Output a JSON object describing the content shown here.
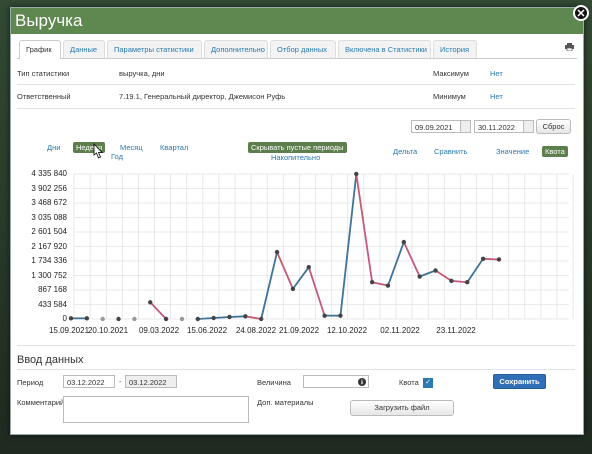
{
  "window": {
    "title": "Выручка"
  },
  "tabs": [
    {
      "label": "График"
    },
    {
      "label": "Данные"
    },
    {
      "label": "Параметры статистики"
    },
    {
      "label": "Дополнительно"
    },
    {
      "label": "Отбор данных"
    },
    {
      "label": "Включена в Статистики"
    },
    {
      "label": "История"
    }
  ],
  "info": {
    "type_label": "Тип статистики",
    "type_value": "выручка, дни",
    "resp_label": "Ответственный",
    "resp_value": "7.19.1, Генеральный директор, Джемисон Руфь",
    "max_label": "Максимум",
    "max_value": "Нет",
    "min_label": "Минимум",
    "min_value": "Нет"
  },
  "range": {
    "from": "09.09.2021",
    "to": "30.11.2022",
    "reset_label": "Сброс"
  },
  "period": {
    "days": "Дни",
    "week": "Неделя",
    "month": "Месяц",
    "quarter": "Квартал",
    "year": "Год",
    "hide_empty": "Скрывать пустые периоды",
    "cumulative": "Накопительно",
    "delta": "Дельта",
    "compare": "Сравнить",
    "value": "Значение",
    "quota": "Квота"
  },
  "chart_data": {
    "type": "line",
    "y_ticks": [
      "4 335 840",
      "3 902 256",
      "3 468 672",
      "3 035 088",
      "2 601 504",
      "2 167 920",
      "1 734 336",
      "1 300 752",
      "867 168",
      "433 584",
      "0"
    ],
    "ylim": [
      0,
      4335840
    ],
    "x_ticks": [
      "15.09.2021",
      "20.10.2021",
      "09.03.2022",
      "15.06.2022",
      "24.08.2022",
      "21.09.2022",
      "12.10.2022",
      "02.11.2022",
      "23.11.2022"
    ],
    "colors": {
      "rise": "#3f7398",
      "fall": "#c45a77",
      "point": "#444444",
      "empty_point": "#999999"
    },
    "series": [
      {
        "values": [
          20000,
          20000,
          null,
          0,
          null,
          500000,
          0,
          null,
          0,
          30000,
          60000,
          80000,
          0,
          2000000,
          900000,
          1550000,
          100000,
          100000,
          4335840,
          1100000,
          1000000,
          2300000,
          1270000,
          1450000,
          1140000,
          1100000,
          1800000,
          1780000
        ],
        "empty_indices": [
          2,
          4,
          7
        ]
      }
    ]
  },
  "data_entry": {
    "title": "Ввод данных",
    "period_label": "Период",
    "period_from": "03.12.2022",
    "period_to": "03.12.2022",
    "value_label": "Величина",
    "quota_label": "Квота",
    "save_label": "Сохранить",
    "comment_label": "Комментарий",
    "materials_label": "Доп. материалы",
    "upload_label": "Загрузить файл"
  }
}
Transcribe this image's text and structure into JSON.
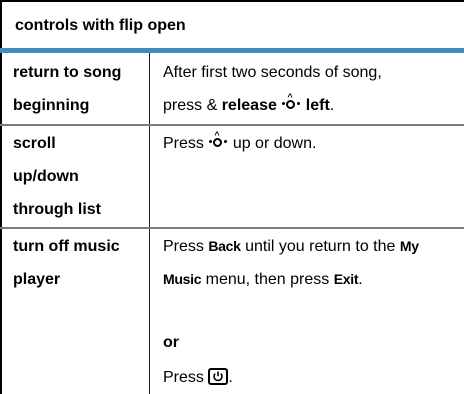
{
  "header": {
    "title": "controls with flip open"
  },
  "rows": [
    {
      "label_lines": [
        "return to song",
        "beginning"
      ],
      "desc_lines": [
        "After first two seconds of song,",
        "press &",
        "release",
        "left",
        "."
      ]
    },
    {
      "label_lines": [
        "scroll",
        "up/down",
        "through list"
      ],
      "desc_lines": [
        "Press",
        "up or down."
      ]
    },
    {
      "label_lines": [
        "turn off music",
        "player"
      ],
      "desc_lines": [
        "Press",
        "Back",
        "until you return to the",
        "My",
        "Music",
        "menu, then press",
        "Exit",
        "."
      ],
      "or_label": "or",
      "press_label": "Press",
      "period": "."
    }
  ],
  "icons": {
    "nav": "nav-key-icon",
    "power": "power-end-key-icon"
  }
}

◆ ◆ ◆ ◆ ◆

▸ EXERCISE
Track down the lines that include the word "return" and copy them.

▸ FINAL RESULT
        "return to song",
        "until you return to the",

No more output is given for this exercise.